(A run of records)
--

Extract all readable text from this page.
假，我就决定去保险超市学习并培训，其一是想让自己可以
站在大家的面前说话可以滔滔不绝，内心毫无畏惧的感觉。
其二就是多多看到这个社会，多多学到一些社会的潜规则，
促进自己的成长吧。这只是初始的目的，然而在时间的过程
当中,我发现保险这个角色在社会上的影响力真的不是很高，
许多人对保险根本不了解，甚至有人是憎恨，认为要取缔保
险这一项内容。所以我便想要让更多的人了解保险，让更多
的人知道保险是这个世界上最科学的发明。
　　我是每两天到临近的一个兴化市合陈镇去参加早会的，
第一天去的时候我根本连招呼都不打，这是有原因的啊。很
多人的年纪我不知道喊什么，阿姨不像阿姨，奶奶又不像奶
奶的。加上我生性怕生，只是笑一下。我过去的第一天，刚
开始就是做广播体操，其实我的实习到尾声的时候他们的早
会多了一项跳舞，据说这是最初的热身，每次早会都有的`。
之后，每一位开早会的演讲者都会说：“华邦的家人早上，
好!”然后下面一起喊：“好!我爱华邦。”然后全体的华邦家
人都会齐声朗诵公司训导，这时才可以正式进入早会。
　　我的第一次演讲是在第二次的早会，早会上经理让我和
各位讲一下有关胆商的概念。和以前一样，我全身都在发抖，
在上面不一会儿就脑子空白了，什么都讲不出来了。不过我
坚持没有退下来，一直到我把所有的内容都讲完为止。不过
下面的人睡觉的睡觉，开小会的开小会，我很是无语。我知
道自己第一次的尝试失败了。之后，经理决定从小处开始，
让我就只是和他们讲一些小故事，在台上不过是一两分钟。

--

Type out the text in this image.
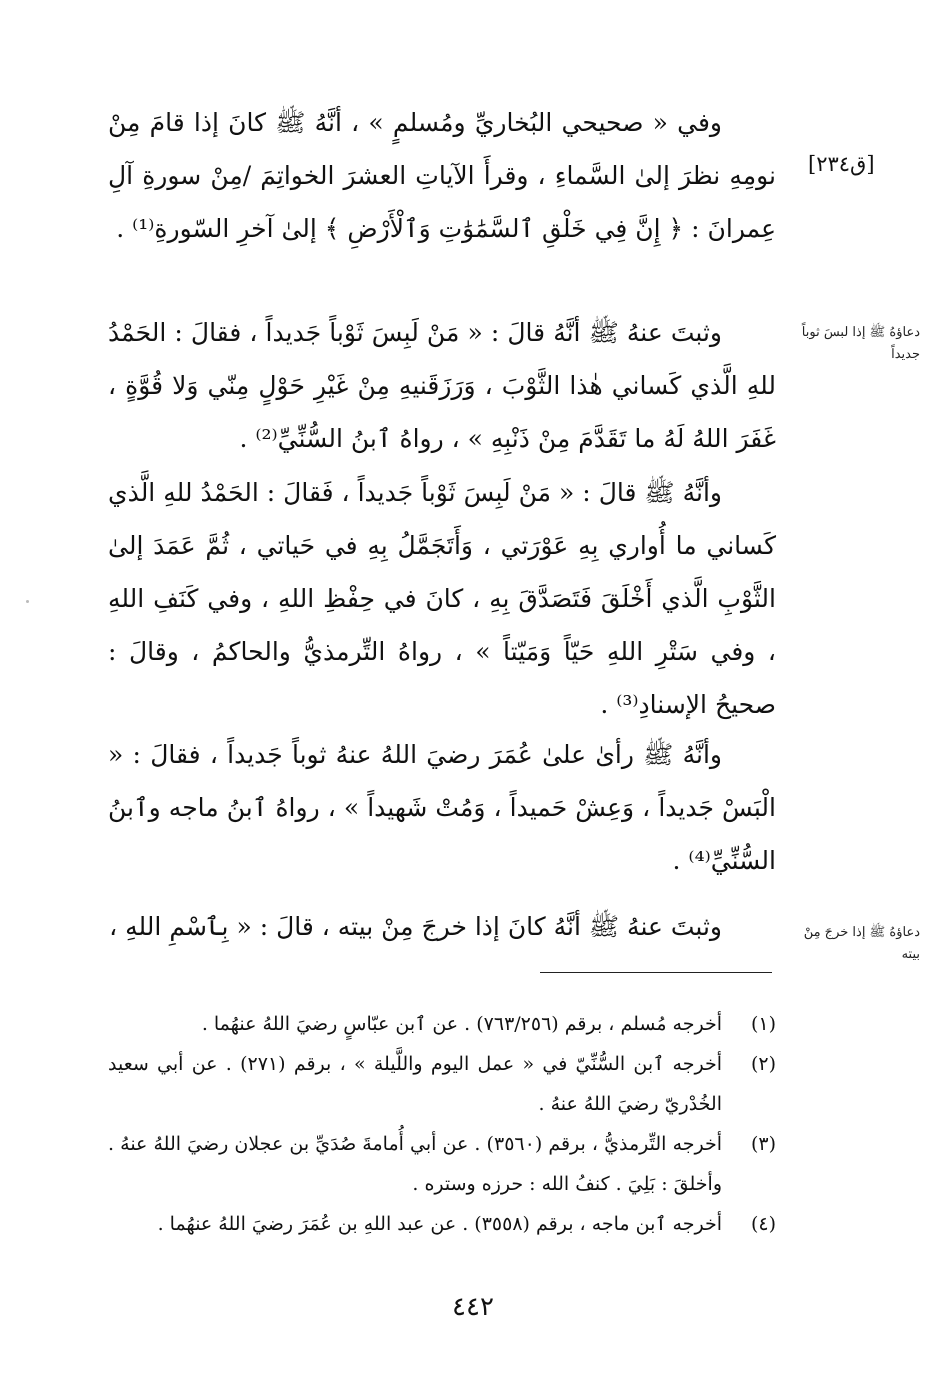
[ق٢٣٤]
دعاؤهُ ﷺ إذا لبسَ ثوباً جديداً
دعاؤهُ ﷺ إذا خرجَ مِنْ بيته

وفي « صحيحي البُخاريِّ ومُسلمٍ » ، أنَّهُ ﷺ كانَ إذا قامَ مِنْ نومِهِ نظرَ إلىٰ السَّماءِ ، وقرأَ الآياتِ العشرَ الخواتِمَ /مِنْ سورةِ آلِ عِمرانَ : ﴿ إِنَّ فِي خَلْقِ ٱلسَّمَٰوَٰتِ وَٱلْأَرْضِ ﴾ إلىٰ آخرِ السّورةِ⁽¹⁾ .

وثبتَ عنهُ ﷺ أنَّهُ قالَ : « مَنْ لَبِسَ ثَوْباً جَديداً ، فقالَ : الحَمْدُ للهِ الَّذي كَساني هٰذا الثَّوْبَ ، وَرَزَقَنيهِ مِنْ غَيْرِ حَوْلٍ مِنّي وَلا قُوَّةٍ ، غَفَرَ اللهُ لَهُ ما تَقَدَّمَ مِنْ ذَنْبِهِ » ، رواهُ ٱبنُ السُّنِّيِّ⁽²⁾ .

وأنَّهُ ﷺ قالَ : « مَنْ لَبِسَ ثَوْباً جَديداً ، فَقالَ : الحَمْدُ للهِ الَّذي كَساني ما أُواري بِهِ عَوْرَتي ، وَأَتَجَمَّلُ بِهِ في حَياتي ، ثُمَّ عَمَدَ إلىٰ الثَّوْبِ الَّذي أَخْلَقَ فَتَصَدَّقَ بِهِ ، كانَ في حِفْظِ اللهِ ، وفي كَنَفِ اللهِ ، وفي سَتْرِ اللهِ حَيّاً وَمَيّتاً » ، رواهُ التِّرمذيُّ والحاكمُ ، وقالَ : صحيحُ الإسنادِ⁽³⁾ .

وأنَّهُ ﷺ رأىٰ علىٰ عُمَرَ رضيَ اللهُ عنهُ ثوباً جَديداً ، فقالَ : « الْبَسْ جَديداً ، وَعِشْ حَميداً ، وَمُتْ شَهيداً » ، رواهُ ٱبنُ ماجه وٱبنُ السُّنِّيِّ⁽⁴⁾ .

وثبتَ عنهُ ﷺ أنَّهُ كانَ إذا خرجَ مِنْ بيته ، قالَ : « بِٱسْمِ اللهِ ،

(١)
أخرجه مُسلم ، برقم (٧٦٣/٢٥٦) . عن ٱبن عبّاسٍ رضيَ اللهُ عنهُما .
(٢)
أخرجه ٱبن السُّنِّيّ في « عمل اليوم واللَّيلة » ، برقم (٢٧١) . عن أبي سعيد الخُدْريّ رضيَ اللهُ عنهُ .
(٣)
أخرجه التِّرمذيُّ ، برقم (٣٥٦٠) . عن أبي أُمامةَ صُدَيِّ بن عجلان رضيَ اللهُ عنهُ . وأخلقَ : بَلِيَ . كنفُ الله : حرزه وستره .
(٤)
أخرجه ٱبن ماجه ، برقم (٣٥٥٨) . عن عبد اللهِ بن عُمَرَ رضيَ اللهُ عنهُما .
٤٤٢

--

## [What to produce]
Using the listing, collect all lines in which the string "this" is found.

## [The output]
Extract all readable text from this page.
Type out the text in this image.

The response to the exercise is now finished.